▶ _Required work_:
Write out each line of the material again, word for word.

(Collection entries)
* START *

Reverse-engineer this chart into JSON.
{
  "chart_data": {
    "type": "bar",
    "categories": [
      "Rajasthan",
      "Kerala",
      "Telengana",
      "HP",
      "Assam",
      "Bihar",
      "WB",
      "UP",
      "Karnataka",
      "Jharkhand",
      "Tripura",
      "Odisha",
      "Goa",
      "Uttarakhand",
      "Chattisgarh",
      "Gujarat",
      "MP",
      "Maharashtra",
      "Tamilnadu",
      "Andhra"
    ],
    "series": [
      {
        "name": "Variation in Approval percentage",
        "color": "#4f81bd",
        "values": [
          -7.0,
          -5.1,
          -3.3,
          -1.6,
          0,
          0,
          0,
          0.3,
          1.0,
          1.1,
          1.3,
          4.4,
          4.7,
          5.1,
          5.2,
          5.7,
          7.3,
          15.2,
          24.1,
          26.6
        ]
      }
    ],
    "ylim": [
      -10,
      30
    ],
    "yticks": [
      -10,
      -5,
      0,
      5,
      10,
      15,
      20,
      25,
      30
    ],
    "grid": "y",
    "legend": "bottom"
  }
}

* END *

▶ _Reply to the exercise_:
Reverse-engineer this chart into JSON.
{
  "chart_data": {
    "type": "bar",
    "categories": [
      "Rajasthan",
      "Kerala",
      "Telengana",
      "HP",
      "Assam",
      "Bihar",
      "WB",
      "UP",
      "Karnataka",
      "Jharkhand",
      "Tripura",
      "Odisha",
      "Goa",
      "Uttarakhand",
      "Chattisgarh",
      "Gujarat",
      "MP",
      "Maharashtra",
      "Tamilnadu",
      "Andhra"
    ],
    "series": [
      {
        "name": "Variation in Approval percentage",
        "color": "#4f81bd",
        "values": [
          -7.0,
          -5.1,
          -3.3,
          -1.6,
          0,
          0,
          0,
          0.3,
          1.0,
          1.1,
          1.3,
          4.4,
          4.7,
          5.1,
          5.2,
          5.7,
          7.3,
          15.2,
          24.1,
          26.6
        ]
      }
    ],
    "ylim": [
      -10,
      30
    ],
    "yticks": [
      -10,
      -5,
      0,
      5,
      10,
      15,
      20,
      25,
      30
    ],
    "grid": "y",
    "legend": "bottom"
  }
}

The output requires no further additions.